- [YOUR INSTRUCTIONS] Extract each line bearing the word "this".

[Data listing]
◇ ◇ ◇ ◇

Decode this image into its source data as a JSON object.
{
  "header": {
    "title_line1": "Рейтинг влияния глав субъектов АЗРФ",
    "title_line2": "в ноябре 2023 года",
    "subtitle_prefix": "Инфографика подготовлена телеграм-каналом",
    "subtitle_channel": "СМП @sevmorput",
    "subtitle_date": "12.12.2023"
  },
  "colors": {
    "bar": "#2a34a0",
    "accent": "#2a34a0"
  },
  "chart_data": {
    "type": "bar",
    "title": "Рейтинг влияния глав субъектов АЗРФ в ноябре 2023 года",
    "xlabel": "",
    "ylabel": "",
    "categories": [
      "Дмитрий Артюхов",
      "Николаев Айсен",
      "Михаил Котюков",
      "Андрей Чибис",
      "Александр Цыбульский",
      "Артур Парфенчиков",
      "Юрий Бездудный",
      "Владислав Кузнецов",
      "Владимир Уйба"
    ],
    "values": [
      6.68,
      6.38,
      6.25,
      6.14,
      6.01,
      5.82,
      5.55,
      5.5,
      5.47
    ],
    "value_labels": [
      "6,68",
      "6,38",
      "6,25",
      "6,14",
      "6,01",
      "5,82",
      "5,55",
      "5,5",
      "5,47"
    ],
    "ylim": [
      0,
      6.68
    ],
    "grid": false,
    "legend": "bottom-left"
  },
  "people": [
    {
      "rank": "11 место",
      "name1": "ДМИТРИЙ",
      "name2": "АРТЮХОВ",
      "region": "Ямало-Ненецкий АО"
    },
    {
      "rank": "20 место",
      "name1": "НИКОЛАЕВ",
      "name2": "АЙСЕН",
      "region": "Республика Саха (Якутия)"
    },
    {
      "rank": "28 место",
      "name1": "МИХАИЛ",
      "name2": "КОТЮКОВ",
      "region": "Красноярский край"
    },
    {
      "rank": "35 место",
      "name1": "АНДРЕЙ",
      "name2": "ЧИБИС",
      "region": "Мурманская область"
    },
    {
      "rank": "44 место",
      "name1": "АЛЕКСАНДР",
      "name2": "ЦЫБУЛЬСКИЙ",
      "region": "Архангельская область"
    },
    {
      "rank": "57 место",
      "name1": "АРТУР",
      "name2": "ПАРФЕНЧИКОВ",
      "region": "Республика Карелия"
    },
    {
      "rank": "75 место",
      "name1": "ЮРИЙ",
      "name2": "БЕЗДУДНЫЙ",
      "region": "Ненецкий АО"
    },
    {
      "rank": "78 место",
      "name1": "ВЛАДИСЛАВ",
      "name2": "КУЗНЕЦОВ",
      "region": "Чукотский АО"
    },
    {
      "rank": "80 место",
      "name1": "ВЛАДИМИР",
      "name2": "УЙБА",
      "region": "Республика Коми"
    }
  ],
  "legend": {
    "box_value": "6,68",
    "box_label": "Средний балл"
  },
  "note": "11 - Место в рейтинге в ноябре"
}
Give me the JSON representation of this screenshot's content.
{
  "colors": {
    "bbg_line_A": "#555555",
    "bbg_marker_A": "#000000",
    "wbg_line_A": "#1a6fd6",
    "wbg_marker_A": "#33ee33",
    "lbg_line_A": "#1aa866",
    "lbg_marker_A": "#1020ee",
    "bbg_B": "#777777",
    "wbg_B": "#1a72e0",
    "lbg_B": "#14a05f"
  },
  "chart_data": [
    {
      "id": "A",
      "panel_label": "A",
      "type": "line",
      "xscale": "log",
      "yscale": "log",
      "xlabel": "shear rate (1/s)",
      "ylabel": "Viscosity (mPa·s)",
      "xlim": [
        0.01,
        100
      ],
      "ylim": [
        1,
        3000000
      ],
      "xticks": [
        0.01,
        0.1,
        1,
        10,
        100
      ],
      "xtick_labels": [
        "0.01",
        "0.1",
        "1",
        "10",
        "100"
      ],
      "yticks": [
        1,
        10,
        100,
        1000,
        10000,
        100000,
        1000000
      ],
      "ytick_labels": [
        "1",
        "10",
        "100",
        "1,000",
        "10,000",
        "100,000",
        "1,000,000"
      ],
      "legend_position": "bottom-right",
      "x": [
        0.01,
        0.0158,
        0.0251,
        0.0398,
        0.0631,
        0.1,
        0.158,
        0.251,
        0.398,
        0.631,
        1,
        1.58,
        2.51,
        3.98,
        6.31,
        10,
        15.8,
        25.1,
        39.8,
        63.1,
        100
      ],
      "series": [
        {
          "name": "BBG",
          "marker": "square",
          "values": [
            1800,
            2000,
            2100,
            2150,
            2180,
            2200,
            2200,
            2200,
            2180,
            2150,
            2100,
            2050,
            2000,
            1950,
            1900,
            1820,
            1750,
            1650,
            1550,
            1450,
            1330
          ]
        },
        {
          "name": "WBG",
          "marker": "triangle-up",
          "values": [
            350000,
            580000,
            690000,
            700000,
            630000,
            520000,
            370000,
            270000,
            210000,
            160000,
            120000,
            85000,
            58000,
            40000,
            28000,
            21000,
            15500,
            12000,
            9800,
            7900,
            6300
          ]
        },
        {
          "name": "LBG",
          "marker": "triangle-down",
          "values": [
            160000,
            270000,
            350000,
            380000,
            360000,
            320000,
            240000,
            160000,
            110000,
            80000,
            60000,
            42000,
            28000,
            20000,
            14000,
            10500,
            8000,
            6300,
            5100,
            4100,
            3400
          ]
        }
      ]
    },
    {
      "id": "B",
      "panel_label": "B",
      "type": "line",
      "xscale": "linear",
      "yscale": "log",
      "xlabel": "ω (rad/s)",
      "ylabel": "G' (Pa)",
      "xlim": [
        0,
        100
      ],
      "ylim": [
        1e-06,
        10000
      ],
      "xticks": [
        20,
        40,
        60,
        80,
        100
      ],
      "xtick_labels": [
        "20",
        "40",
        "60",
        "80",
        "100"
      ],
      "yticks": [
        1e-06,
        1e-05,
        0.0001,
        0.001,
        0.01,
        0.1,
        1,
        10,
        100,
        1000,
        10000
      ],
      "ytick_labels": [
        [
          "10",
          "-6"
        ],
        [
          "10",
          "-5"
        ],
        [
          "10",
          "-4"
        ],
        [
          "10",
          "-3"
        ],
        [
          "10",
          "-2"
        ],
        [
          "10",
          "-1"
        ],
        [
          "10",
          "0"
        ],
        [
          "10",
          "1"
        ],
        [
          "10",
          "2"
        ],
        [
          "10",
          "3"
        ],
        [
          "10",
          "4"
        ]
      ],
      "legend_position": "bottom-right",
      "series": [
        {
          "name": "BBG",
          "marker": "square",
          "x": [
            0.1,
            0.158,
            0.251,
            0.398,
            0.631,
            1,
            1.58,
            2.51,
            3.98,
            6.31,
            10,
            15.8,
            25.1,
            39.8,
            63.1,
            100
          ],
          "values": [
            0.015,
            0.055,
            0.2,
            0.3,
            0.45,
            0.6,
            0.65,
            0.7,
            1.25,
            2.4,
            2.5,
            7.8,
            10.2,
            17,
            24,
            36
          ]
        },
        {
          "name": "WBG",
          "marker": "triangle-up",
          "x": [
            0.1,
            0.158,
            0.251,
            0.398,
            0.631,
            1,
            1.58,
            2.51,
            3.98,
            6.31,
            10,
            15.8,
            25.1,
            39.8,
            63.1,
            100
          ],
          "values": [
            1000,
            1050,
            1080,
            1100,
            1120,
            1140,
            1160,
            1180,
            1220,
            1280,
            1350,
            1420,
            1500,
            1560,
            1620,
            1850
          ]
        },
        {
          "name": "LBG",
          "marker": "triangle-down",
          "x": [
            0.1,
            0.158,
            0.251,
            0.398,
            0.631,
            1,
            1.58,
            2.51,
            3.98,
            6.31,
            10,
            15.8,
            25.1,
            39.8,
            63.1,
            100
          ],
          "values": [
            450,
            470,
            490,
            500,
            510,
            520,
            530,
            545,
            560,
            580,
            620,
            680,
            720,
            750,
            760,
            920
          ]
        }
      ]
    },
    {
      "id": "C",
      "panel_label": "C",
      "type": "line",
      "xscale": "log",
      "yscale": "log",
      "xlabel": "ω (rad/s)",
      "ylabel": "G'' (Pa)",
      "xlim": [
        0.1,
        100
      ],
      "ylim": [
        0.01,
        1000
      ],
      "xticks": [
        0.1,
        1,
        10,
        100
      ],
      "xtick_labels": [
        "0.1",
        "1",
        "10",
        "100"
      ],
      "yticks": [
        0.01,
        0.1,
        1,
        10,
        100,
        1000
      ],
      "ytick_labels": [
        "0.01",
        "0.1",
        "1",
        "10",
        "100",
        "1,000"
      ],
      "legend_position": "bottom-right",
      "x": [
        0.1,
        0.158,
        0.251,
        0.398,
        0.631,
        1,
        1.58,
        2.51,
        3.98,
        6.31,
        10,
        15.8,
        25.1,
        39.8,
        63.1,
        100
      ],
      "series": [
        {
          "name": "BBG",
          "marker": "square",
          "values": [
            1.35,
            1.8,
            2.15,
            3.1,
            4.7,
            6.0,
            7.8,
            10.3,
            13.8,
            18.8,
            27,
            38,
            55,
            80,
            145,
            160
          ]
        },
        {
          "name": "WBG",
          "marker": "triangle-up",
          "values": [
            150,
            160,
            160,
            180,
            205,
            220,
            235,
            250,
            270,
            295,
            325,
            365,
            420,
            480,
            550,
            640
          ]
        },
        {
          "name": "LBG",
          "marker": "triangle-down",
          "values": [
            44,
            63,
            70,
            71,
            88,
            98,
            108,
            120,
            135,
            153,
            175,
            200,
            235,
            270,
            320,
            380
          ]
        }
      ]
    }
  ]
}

◇ ◇ ◇ ◇

- [EXPECTED ANSWER]
Decode this image into its source data as a JSON object.
Give me the JSON representation of this screenshot's content.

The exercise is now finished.